▶ Your instructions
An exact copy of all the data is required, with pictures left out.

(Saved data entries)
** START **

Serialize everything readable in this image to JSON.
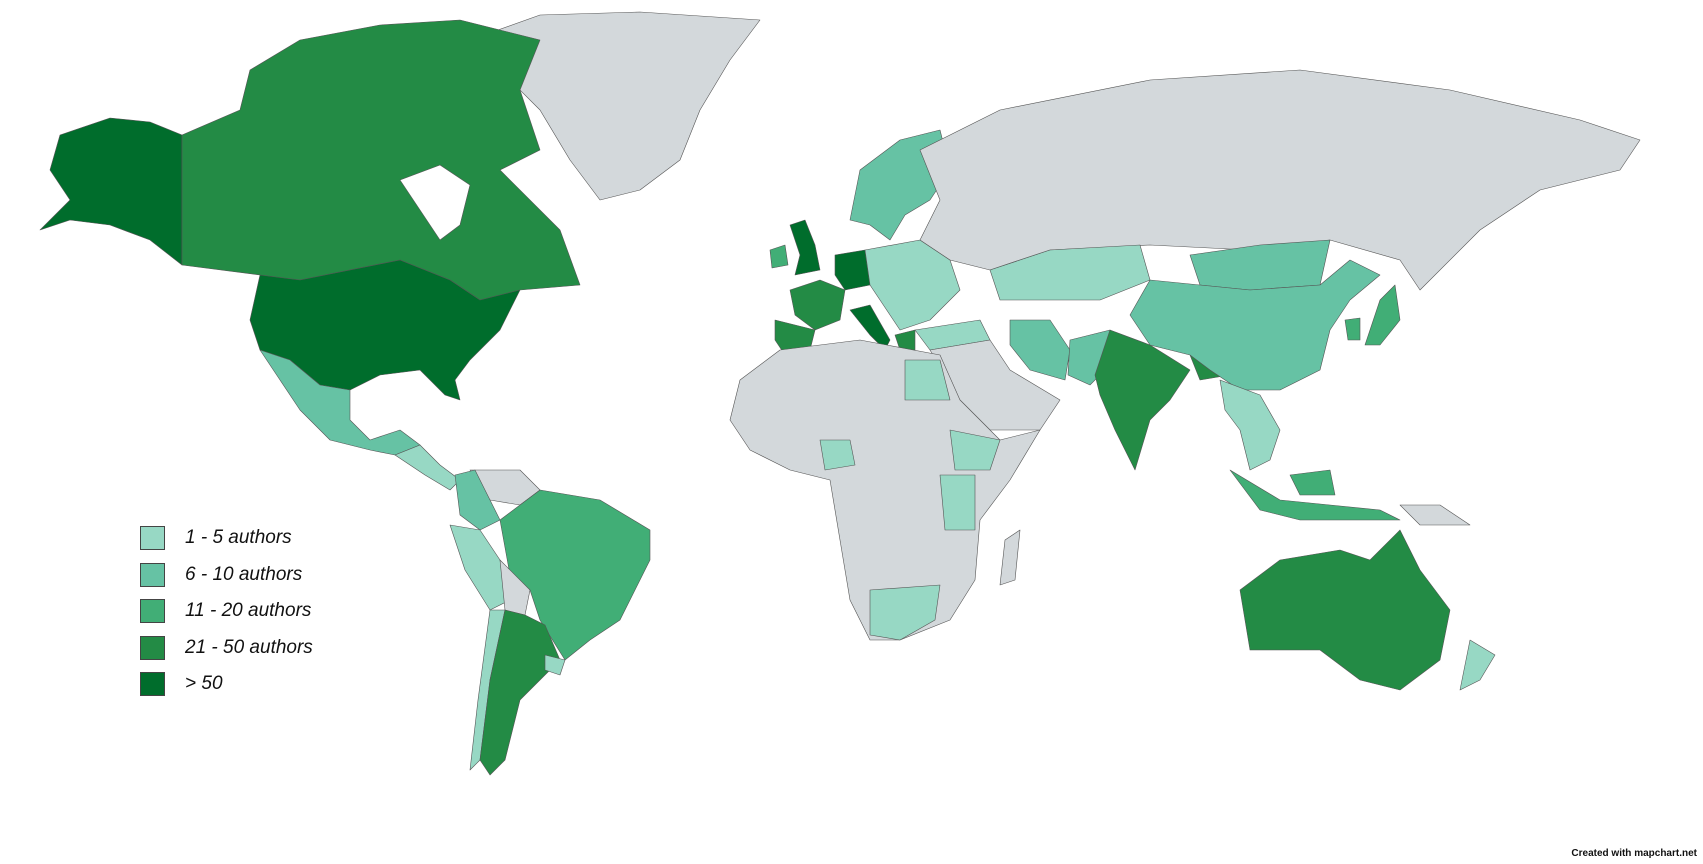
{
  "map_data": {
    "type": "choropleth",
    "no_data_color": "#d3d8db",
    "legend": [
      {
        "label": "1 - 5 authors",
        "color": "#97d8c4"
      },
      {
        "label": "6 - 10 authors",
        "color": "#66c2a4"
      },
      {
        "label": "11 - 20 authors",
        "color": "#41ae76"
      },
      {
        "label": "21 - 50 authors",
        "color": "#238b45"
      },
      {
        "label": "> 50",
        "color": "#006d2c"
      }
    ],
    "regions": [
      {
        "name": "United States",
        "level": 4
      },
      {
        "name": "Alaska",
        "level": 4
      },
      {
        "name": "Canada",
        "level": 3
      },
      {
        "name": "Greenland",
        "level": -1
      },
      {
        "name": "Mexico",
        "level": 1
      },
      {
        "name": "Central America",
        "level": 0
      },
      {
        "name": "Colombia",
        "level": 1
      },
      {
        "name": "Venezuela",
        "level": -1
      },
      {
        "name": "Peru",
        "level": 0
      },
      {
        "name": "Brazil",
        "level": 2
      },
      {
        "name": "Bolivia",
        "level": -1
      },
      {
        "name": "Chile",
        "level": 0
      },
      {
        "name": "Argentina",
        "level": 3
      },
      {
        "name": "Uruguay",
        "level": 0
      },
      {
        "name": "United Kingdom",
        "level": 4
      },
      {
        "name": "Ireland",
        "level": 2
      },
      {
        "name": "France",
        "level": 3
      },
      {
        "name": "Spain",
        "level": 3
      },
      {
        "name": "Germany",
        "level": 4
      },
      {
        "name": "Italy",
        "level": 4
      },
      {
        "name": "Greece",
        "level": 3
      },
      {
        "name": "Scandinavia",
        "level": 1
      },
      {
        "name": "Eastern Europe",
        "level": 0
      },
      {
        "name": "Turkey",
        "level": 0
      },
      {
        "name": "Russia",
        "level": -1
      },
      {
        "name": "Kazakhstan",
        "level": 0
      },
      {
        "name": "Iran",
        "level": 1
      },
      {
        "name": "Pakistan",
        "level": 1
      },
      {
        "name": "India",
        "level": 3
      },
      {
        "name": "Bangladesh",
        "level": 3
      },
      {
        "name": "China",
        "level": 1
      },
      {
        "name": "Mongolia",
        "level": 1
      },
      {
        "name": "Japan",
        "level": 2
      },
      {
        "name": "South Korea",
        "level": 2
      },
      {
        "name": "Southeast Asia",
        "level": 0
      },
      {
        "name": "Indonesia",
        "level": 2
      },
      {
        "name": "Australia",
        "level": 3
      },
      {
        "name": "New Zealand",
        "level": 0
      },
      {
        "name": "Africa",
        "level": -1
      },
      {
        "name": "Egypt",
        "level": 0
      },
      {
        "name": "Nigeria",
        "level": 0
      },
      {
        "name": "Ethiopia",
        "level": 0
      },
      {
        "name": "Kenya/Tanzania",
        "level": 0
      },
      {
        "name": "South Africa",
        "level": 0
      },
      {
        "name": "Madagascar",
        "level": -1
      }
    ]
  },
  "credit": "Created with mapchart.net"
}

** END **

▶ Written response
Serialize everything readable in this image to JSON.
{
  "map_data": {
    "type": "choropleth",
    "no_data_color": "#d3d8db",
    "legend": [
      {
        "label": "1 - 5 authors",
        "color": "#97d8c4"
      },
      {
        "label": "6 - 10 authors",
        "color": "#66c2a4"
      },
      {
        "label": "11 - 20 authors",
        "color": "#41ae76"
      },
      {
        "label": "21 - 50 authors",
        "color": "#238b45"
      },
      {
        "label": "> 50",
        "color": "#006d2c"
      }
    ],
    "regions": [
      {
        "name": "United States",
        "level": 4
      },
      {
        "name": "Alaska",
        "level": 4
      },
      {
        "name": "Canada",
        "level": 3
      },
      {
        "name": "Greenland",
        "level": -1
      },
      {
        "name": "Mexico",
        "level": 1
      },
      {
        "name": "Central America",
        "level": 0
      },
      {
        "name": "Colombia",
        "level": 1
      },
      {
        "name": "Venezuela",
        "level": -1
      },
      {
        "name": "Peru",
        "level": 0
      },
      {
        "name": "Brazil",
        "level": 2
      },
      {
        "name": "Bolivia",
        "level": -1
      },
      {
        "name": "Chile",
        "level": 0
      },
      {
        "name": "Argentina",
        "level": 3
      },
      {
        "name": "Uruguay",
        "level": 0
      },
      {
        "name": "United Kingdom",
        "level": 4
      },
      {
        "name": "Ireland",
        "level": 2
      },
      {
        "name": "France",
        "level": 3
      },
      {
        "name": "Spain",
        "level": 3
      },
      {
        "name": "Germany",
        "level": 4
      },
      {
        "name": "Italy",
        "level": 4
      },
      {
        "name": "Greece",
        "level": 3
      },
      {
        "name": "Scandinavia",
        "level": 1
      },
      {
        "name": "Eastern Europe",
        "level": 0
      },
      {
        "name": "Turkey",
        "level": 0
      },
      {
        "name": "Russia",
        "level": -1
      },
      {
        "name": "Kazakhstan",
        "level": 0
      },
      {
        "name": "Iran",
        "level": 1
      },
      {
        "name": "Pakistan",
        "level": 1
      },
      {
        "name": "India",
        "level": 3
      },
      {
        "name": "Bangladesh",
        "level": 3
      },
      {
        "name": "China",
        "level": 1
      },
      {
        "name": "Mongolia",
        "level": 1
      },
      {
        "name": "Japan",
        "level": 2
      },
      {
        "name": "South Korea",
        "level": 2
      },
      {
        "name": "Southeast Asia",
        "level": 0
      },
      {
        "name": "Indonesia",
        "level": 2
      },
      {
        "name": "Australia",
        "level": 3
      },
      {
        "name": "New Zealand",
        "level": 0
      },
      {
        "name": "Africa",
        "level": -1
      },
      {
        "name": "Egypt",
        "level": 0
      },
      {
        "name": "Nigeria",
        "level": 0
      },
      {
        "name": "Ethiopia",
        "level": 0
      },
      {
        "name": "Kenya/Tanzania",
        "level": 0
      },
      {
        "name": "South Africa",
        "level": 0
      },
      {
        "name": "Madagascar",
        "level": -1
      }
    ]
  },
  "credit": "Created with mapchart.net"
}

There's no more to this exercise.